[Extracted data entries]

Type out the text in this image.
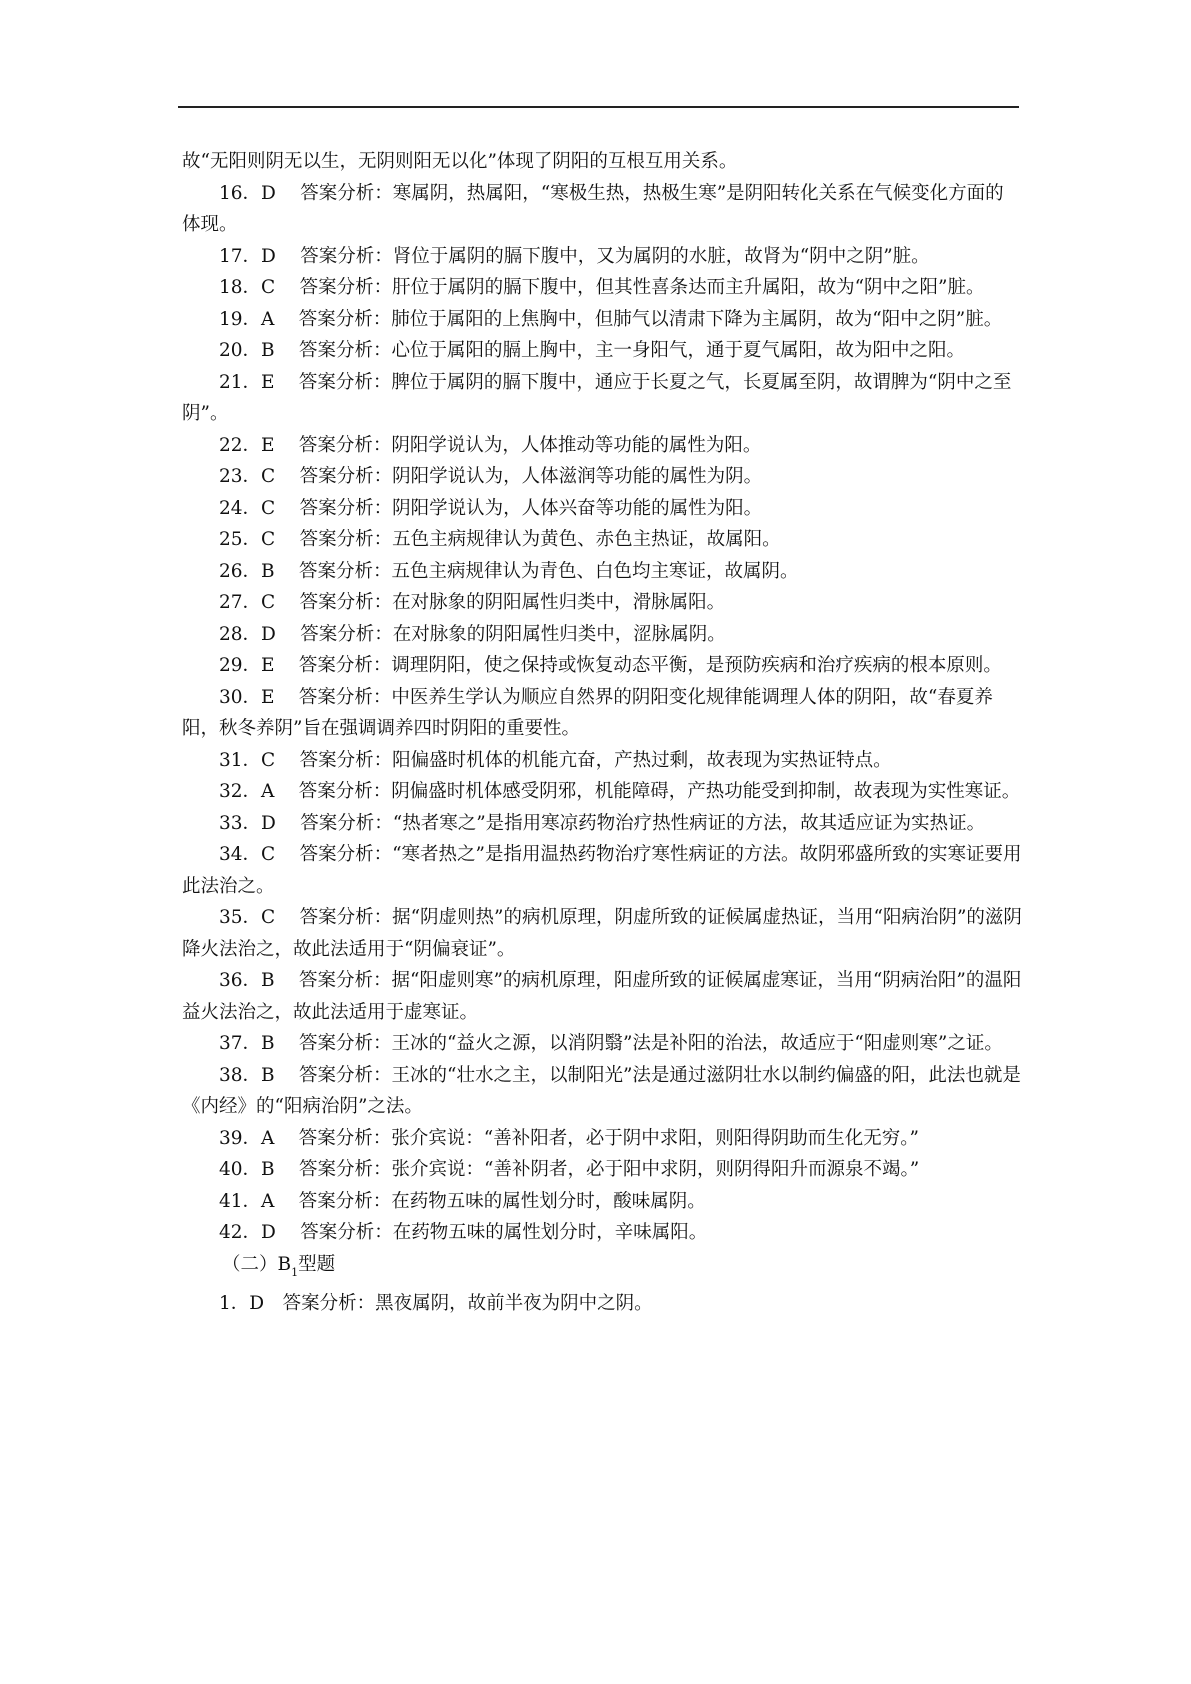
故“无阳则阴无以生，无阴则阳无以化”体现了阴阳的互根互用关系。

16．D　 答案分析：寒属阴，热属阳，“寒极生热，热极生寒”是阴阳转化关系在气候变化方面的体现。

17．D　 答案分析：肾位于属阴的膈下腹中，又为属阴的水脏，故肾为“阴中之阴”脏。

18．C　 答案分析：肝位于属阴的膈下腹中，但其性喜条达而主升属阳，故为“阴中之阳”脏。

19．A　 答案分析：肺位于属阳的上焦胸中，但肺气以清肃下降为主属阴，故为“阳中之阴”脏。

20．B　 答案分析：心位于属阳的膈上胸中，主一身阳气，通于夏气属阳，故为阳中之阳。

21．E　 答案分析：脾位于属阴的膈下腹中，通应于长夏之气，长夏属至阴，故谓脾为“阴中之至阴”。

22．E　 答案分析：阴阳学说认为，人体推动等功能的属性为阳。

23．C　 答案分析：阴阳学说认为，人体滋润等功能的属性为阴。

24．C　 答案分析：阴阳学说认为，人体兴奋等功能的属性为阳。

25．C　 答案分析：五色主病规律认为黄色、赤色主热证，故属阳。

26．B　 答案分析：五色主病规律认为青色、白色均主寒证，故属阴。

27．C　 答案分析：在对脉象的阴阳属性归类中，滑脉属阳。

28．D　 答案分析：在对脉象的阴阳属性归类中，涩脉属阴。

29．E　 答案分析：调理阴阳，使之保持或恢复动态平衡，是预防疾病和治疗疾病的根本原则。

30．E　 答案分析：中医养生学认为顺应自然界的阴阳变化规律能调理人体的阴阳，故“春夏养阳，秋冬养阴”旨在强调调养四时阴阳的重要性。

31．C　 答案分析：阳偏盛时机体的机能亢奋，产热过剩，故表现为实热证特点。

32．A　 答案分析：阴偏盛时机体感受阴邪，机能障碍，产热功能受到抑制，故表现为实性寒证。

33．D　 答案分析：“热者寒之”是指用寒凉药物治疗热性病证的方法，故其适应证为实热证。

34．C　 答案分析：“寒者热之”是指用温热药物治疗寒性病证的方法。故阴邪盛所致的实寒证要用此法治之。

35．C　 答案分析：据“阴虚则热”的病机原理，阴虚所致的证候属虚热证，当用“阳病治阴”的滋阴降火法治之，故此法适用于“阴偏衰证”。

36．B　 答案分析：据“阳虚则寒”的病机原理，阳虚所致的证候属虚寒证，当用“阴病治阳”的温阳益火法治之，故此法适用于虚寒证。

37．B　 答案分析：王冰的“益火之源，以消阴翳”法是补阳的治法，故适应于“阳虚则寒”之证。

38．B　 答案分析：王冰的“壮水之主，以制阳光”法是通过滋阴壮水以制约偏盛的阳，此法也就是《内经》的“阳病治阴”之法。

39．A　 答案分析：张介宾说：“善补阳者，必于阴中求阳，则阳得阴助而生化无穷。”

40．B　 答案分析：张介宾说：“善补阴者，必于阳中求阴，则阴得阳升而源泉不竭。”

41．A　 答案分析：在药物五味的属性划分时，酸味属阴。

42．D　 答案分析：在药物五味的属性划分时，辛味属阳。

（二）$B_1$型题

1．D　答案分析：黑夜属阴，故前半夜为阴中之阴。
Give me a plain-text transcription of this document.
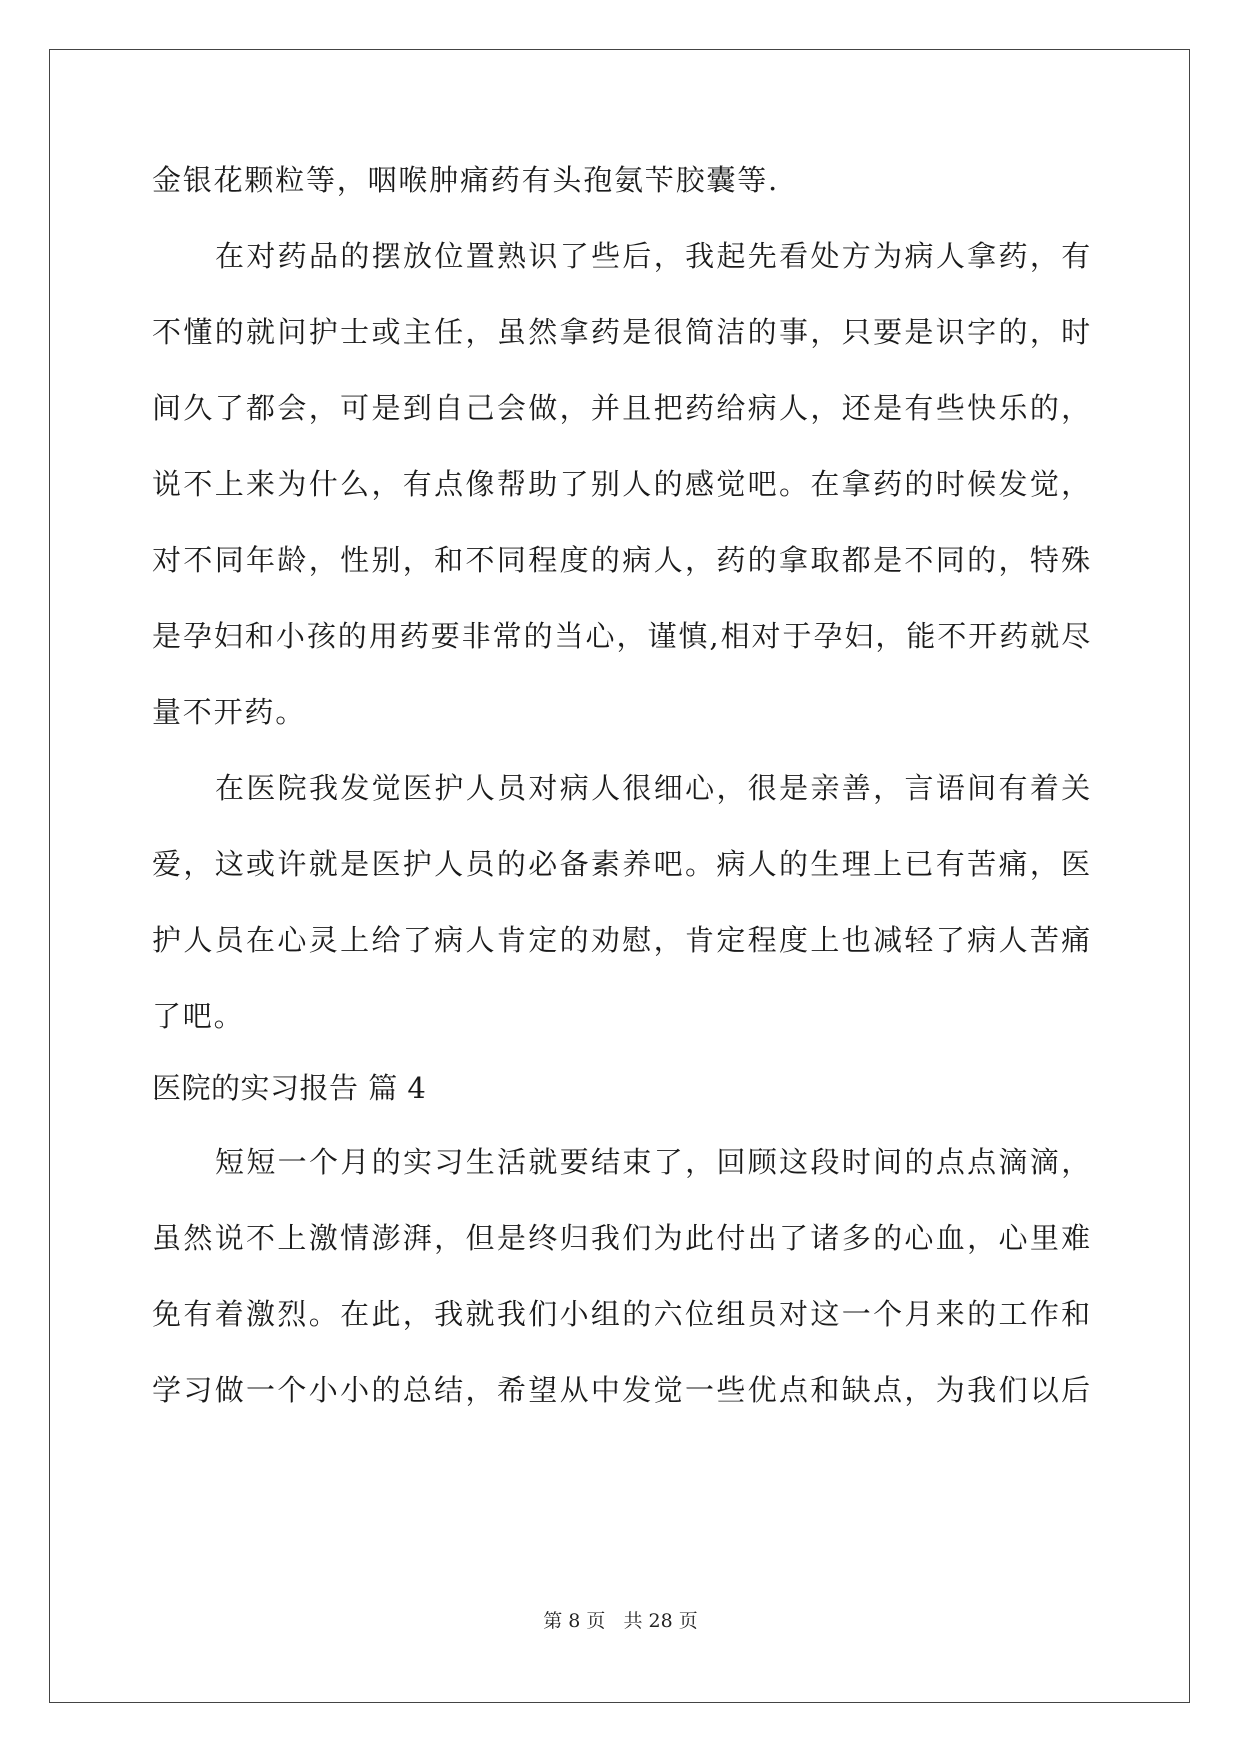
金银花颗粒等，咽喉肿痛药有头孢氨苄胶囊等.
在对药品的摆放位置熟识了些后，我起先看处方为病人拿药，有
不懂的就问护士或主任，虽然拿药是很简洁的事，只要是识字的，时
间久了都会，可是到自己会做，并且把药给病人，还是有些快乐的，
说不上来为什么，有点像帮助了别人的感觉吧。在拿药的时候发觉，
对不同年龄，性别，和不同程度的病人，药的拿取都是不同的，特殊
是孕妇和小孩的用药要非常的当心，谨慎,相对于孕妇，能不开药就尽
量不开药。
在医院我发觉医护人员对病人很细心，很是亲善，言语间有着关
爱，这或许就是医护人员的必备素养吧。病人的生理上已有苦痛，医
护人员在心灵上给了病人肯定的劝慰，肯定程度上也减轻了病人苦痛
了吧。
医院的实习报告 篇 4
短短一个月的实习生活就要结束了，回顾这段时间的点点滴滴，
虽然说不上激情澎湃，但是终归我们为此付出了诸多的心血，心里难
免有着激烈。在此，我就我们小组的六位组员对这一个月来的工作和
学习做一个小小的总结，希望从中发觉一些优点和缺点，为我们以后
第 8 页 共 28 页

--- WHAT TO PRODUCE ---
Determine how many lines of the records above contain the word "阴阳学说认为", and report only that number.

--- COMPLETED TASK ---
3